▶ **Instructions to follow**:
Among the entries below, find all lines that include "legend" and copy them.

▶ **Information supplied**:
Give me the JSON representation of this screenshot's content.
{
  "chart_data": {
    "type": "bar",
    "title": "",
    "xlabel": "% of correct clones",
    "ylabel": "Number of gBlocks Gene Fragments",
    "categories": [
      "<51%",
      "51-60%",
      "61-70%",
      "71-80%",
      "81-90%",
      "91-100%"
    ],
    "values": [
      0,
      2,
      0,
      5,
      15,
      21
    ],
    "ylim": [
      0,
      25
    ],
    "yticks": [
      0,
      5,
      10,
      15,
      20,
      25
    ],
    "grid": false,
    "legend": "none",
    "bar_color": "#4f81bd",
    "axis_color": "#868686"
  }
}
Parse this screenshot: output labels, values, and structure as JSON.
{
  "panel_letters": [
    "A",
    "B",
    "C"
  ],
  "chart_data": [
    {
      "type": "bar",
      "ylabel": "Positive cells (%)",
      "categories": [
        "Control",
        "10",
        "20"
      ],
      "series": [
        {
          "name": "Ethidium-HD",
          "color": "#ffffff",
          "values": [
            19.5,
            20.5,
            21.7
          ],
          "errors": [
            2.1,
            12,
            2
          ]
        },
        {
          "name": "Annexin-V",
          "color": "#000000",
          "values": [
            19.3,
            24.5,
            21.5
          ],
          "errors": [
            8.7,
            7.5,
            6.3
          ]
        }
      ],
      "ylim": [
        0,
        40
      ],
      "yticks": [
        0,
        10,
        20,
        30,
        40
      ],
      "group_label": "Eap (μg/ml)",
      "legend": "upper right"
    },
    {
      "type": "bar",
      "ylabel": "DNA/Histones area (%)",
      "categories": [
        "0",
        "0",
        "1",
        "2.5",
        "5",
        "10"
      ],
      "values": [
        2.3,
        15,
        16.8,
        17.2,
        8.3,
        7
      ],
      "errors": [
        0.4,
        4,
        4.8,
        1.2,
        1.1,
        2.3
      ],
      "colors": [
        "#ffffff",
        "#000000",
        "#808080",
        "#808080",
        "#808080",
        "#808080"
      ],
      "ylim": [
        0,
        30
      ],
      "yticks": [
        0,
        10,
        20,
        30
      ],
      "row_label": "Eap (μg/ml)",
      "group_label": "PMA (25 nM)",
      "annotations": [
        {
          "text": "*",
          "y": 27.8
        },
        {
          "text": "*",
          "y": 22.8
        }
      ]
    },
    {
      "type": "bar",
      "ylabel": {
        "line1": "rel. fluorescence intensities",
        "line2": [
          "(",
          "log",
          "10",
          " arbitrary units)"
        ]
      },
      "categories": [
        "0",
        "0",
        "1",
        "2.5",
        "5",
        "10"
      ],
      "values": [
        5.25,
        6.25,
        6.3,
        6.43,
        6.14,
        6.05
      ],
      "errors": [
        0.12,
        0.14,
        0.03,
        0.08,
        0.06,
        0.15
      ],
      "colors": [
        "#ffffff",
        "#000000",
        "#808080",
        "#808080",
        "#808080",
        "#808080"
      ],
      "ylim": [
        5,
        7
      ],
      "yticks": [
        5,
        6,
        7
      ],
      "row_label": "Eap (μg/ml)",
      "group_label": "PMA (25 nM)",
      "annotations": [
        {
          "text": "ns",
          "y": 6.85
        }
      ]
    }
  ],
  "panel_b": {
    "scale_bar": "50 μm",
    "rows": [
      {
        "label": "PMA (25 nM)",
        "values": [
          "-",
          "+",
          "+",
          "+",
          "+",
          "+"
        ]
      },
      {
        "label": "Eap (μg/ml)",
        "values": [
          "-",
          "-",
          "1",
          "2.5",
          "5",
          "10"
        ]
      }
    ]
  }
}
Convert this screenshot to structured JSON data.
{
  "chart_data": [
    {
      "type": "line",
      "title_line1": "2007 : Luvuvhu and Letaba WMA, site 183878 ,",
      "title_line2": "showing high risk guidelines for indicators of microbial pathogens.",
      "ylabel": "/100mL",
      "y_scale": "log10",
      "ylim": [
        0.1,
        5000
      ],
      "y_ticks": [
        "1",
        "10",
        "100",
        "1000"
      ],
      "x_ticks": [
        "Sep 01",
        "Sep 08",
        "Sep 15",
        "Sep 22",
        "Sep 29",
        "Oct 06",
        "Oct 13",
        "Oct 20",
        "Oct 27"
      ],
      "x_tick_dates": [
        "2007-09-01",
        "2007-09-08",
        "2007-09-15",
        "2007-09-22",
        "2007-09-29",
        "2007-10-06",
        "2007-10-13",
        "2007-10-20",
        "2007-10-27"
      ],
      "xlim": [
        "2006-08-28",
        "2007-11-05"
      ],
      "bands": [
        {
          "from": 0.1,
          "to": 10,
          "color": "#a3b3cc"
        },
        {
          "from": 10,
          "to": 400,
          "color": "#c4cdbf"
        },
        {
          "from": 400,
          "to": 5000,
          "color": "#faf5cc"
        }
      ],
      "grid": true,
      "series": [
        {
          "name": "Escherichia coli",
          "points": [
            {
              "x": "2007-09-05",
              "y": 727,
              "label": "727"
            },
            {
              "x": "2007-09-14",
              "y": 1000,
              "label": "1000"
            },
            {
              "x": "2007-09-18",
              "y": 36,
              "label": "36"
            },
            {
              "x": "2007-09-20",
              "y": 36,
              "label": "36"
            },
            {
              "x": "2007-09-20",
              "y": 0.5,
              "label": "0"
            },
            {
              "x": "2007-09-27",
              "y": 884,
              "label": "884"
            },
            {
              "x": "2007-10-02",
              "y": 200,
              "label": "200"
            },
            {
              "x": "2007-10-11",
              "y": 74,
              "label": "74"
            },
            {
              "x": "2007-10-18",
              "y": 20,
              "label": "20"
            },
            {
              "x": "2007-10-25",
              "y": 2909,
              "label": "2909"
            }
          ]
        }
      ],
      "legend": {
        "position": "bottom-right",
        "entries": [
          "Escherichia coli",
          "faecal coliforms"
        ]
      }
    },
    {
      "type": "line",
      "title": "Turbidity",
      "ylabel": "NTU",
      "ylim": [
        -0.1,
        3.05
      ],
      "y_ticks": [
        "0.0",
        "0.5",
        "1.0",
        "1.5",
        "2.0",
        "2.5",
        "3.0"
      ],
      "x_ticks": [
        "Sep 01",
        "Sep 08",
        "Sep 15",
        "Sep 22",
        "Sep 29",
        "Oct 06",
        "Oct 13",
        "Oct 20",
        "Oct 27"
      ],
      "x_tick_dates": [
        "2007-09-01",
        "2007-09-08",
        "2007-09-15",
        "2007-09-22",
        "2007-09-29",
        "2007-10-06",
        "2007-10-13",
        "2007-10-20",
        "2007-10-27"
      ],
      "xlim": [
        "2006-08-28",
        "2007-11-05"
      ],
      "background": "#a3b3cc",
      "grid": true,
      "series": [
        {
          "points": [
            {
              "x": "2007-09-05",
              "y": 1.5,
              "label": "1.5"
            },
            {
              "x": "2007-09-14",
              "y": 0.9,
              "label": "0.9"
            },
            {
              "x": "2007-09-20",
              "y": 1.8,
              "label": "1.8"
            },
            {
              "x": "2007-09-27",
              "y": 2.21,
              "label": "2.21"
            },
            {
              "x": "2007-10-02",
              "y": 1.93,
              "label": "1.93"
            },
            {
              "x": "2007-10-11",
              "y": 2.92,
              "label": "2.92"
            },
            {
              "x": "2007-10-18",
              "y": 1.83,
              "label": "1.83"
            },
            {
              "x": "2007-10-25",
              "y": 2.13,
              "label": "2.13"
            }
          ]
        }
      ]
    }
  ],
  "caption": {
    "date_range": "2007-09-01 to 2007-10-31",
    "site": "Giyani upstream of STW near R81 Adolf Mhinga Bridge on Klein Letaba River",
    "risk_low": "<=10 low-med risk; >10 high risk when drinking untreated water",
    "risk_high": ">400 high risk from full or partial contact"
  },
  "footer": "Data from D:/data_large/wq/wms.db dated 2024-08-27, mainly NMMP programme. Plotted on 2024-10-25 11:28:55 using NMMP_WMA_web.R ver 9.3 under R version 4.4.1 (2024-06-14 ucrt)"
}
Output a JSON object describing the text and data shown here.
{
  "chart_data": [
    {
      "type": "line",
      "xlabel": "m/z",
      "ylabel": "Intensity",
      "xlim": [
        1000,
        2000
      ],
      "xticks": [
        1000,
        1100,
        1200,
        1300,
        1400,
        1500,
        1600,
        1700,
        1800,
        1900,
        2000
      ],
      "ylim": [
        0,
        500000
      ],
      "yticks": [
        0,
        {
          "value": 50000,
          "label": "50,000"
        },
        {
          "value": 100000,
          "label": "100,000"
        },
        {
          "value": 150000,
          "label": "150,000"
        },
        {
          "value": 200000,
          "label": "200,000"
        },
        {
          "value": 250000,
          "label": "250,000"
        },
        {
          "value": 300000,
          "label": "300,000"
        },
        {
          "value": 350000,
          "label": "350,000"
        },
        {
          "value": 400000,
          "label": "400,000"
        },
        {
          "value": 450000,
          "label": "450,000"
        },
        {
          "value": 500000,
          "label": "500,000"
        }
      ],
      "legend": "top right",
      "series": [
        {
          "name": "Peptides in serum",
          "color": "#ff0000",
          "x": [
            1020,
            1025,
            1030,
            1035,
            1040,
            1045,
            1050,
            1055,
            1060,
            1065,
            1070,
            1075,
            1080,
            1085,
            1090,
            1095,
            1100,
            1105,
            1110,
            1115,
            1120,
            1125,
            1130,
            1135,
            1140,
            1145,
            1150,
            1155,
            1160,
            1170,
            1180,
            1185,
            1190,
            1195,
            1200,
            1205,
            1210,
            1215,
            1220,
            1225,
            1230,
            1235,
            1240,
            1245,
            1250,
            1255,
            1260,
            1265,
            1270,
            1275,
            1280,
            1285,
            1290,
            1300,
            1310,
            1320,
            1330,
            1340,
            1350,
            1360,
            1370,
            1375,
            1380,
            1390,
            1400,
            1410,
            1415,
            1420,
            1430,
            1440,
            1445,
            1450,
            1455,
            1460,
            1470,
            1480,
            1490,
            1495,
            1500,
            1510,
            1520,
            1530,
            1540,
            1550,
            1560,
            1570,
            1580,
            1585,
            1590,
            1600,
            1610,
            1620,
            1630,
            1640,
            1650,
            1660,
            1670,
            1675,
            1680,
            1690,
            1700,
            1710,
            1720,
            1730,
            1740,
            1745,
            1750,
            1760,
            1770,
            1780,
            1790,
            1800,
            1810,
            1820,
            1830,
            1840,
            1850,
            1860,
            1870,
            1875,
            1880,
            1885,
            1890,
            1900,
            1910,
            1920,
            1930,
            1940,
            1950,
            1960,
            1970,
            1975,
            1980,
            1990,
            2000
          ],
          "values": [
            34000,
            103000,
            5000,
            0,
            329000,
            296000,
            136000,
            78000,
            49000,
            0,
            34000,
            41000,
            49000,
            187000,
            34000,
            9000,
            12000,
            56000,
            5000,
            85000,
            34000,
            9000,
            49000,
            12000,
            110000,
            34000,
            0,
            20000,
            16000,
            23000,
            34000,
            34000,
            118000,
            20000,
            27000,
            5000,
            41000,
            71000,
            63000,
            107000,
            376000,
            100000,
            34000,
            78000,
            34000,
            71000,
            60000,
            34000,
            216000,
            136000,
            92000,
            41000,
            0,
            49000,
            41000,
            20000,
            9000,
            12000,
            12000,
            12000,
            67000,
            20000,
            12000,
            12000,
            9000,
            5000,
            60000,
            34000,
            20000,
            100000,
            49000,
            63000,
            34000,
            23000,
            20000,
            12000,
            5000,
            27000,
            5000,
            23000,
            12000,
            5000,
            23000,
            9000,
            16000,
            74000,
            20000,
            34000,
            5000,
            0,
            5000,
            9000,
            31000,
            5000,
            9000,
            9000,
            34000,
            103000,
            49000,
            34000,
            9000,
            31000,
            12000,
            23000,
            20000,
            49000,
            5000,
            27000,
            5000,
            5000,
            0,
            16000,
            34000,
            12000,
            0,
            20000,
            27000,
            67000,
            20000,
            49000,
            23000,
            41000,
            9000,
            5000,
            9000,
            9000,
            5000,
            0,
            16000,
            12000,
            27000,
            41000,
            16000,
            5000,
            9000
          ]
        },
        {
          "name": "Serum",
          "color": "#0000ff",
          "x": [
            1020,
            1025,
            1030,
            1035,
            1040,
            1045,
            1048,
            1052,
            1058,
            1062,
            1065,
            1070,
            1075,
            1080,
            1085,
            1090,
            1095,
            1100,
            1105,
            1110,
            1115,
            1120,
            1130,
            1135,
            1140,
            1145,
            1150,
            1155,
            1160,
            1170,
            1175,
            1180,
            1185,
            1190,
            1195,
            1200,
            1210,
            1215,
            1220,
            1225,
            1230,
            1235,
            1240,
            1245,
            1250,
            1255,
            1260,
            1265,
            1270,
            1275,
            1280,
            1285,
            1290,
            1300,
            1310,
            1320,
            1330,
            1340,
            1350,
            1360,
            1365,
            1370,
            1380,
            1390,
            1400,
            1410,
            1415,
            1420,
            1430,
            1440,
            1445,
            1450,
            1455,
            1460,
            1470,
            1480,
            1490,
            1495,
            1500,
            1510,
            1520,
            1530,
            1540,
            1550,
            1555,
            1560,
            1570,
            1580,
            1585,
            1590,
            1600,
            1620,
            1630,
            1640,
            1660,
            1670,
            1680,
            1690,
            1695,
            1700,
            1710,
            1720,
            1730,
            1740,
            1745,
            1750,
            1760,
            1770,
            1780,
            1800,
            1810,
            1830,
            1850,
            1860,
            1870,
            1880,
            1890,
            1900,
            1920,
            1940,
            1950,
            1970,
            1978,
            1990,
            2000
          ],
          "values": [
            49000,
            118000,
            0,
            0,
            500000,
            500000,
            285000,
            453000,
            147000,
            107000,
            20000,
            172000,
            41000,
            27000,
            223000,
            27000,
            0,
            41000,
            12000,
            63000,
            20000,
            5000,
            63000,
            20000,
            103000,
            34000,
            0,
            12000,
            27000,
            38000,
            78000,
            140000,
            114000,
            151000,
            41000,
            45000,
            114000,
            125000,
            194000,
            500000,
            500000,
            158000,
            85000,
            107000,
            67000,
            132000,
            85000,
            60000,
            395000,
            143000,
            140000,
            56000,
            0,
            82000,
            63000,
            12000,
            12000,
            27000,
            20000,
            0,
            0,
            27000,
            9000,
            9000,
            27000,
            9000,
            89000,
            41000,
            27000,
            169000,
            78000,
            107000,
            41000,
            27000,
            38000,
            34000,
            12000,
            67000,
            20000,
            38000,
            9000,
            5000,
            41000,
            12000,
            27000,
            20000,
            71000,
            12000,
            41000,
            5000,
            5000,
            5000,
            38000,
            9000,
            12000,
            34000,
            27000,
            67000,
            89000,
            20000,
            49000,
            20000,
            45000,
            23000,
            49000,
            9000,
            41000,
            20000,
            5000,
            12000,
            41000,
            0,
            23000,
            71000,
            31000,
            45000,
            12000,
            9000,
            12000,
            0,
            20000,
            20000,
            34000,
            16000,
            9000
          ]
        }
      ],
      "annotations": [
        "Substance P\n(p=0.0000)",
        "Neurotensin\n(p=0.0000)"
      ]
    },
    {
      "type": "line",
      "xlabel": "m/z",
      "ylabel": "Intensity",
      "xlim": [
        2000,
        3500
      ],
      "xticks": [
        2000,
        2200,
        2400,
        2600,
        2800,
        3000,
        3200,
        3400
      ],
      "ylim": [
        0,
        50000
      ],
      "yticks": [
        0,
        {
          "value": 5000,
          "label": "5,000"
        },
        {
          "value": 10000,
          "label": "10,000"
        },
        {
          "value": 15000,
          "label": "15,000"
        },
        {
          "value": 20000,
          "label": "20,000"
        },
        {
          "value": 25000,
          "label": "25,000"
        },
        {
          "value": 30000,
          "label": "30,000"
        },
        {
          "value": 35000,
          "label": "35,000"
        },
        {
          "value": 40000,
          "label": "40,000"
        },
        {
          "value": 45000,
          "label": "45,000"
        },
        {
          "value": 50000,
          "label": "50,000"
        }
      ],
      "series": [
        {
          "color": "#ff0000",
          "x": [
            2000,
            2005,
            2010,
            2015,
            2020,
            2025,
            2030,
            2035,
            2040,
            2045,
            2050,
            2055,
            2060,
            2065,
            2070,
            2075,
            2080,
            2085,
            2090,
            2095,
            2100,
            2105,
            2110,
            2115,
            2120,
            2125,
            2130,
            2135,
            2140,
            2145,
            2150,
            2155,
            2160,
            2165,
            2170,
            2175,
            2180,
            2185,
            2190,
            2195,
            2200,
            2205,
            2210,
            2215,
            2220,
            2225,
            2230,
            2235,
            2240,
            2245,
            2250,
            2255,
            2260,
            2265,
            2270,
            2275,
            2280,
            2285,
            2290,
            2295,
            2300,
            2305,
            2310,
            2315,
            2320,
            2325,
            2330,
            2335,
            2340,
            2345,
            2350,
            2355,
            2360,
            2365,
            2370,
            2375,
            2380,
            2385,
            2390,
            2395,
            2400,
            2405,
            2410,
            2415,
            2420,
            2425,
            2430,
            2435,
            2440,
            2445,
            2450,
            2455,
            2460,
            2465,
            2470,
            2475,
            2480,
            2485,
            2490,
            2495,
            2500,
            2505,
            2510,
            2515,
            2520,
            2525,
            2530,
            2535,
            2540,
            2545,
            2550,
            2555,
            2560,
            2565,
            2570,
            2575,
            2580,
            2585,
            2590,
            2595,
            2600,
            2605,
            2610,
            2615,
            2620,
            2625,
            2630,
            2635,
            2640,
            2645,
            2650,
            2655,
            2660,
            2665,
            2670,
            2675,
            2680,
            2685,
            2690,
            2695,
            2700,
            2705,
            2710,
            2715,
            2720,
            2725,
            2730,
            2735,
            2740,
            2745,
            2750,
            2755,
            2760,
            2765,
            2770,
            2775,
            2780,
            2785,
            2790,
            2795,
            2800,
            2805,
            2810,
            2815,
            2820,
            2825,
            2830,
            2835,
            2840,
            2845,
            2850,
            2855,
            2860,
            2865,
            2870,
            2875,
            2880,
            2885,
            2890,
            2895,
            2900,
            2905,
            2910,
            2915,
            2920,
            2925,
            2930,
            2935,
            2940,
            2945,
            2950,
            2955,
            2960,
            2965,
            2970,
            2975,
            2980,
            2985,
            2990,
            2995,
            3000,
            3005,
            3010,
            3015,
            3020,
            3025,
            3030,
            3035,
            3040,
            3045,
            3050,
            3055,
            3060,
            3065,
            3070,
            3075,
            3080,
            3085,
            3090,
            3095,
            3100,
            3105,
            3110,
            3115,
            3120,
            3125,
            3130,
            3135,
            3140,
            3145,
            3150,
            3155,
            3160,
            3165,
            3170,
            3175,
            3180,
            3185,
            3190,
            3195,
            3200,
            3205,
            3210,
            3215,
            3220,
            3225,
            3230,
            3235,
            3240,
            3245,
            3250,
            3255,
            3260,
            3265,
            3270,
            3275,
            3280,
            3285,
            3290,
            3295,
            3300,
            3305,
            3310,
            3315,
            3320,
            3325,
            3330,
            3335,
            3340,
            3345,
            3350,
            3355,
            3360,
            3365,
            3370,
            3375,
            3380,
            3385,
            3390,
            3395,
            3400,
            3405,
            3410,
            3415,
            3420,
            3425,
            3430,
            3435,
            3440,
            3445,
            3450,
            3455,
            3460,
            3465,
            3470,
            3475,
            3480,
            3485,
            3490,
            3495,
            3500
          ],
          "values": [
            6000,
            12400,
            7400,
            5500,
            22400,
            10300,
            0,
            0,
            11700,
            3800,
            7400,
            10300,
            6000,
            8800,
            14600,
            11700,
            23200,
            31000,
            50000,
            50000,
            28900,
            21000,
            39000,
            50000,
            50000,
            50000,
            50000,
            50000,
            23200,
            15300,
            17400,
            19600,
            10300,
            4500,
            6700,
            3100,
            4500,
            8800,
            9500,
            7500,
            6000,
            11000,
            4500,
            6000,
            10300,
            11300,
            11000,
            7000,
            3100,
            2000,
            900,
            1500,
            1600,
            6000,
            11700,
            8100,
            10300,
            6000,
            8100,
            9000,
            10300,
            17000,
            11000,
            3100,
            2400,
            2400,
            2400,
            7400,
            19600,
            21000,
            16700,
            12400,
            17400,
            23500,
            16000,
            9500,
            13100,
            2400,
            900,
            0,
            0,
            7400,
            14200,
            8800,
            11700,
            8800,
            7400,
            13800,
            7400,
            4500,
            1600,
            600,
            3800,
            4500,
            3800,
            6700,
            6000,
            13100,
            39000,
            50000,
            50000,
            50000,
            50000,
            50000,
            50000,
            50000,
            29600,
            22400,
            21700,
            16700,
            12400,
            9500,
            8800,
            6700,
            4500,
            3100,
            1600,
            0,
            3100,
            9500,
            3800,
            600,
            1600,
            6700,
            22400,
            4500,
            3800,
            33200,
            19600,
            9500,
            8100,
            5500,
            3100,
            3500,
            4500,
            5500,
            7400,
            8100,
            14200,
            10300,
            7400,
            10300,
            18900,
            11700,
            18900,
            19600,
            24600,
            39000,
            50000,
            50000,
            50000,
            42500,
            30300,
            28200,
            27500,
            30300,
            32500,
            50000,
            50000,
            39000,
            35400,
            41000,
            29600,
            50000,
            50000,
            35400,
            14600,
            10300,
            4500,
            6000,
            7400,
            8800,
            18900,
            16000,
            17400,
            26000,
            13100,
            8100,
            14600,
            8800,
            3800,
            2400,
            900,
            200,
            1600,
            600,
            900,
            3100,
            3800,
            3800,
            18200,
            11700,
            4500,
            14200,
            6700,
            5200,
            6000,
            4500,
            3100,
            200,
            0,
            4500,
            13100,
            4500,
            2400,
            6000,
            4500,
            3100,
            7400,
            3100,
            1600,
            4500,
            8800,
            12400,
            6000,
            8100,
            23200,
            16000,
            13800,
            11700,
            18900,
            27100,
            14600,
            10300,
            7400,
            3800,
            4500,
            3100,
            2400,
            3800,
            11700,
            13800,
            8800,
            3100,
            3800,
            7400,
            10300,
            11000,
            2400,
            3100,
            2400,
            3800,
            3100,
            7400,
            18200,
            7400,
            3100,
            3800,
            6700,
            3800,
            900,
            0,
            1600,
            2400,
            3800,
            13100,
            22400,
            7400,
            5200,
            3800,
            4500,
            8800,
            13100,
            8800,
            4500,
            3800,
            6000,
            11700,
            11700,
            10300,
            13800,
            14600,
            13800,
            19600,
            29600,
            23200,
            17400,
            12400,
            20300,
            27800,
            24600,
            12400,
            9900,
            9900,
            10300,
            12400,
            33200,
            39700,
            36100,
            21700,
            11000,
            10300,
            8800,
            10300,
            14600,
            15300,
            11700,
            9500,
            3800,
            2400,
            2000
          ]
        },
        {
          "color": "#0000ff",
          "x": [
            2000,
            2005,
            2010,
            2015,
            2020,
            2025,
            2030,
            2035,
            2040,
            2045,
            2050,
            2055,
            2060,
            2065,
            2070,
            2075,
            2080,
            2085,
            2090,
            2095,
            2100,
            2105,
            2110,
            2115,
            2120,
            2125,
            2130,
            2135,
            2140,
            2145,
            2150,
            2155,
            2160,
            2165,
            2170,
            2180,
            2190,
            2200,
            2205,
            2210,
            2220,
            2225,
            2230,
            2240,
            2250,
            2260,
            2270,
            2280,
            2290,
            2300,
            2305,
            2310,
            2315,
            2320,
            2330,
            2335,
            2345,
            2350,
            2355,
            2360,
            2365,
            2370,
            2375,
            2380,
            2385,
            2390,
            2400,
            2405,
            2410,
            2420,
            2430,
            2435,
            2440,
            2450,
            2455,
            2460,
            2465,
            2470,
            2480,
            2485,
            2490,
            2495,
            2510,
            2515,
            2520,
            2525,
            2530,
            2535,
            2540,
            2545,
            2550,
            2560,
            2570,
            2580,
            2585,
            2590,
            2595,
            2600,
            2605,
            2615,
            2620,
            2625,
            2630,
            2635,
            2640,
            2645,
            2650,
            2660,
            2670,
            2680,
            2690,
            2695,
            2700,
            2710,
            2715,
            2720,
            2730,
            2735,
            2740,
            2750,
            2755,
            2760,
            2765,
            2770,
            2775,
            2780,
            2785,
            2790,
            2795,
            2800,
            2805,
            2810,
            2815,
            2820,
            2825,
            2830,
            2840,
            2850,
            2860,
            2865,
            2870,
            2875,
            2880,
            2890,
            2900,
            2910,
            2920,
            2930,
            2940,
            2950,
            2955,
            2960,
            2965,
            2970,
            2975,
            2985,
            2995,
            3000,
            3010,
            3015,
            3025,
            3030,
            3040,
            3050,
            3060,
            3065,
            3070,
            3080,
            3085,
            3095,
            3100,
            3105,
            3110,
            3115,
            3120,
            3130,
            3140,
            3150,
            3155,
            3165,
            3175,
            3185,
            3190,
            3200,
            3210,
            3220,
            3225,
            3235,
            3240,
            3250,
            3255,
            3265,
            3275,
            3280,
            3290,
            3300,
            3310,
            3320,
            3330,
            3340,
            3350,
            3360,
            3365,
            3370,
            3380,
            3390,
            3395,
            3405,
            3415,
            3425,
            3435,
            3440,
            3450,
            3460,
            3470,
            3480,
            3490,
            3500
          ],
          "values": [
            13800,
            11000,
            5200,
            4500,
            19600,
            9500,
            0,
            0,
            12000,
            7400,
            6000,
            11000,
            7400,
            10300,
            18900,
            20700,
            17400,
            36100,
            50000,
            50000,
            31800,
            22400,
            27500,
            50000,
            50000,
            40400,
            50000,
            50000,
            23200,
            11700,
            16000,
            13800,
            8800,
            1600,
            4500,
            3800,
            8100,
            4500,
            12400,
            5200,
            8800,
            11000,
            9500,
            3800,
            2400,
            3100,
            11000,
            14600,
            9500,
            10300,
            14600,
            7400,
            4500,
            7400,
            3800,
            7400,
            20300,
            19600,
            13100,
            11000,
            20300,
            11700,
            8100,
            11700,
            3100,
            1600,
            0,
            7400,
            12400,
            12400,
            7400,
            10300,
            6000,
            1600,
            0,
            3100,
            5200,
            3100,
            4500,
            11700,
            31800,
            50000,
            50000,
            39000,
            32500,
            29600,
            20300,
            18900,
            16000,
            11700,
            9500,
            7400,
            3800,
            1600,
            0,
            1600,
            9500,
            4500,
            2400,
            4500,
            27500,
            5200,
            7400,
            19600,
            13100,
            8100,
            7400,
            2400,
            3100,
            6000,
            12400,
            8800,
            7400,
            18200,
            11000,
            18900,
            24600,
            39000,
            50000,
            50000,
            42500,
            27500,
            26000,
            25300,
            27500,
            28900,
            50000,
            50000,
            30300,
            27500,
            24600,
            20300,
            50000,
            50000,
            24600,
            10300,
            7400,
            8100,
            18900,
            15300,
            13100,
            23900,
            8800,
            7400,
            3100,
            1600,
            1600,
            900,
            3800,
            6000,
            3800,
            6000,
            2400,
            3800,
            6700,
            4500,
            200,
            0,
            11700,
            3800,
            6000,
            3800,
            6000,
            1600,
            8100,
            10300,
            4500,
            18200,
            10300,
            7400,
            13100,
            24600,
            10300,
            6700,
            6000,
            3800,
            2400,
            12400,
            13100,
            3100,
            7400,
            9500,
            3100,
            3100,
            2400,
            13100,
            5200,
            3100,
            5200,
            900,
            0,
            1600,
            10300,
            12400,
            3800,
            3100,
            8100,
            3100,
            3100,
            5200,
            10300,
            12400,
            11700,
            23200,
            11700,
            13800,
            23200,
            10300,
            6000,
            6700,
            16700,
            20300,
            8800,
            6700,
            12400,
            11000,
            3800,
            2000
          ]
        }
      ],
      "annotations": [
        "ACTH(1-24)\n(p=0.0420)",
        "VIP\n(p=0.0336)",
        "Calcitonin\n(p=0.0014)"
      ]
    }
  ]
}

▶ **Answer space**:
    "legend": "none",
      "legend": "upper right"
      "legend": {
      "legend": "top right",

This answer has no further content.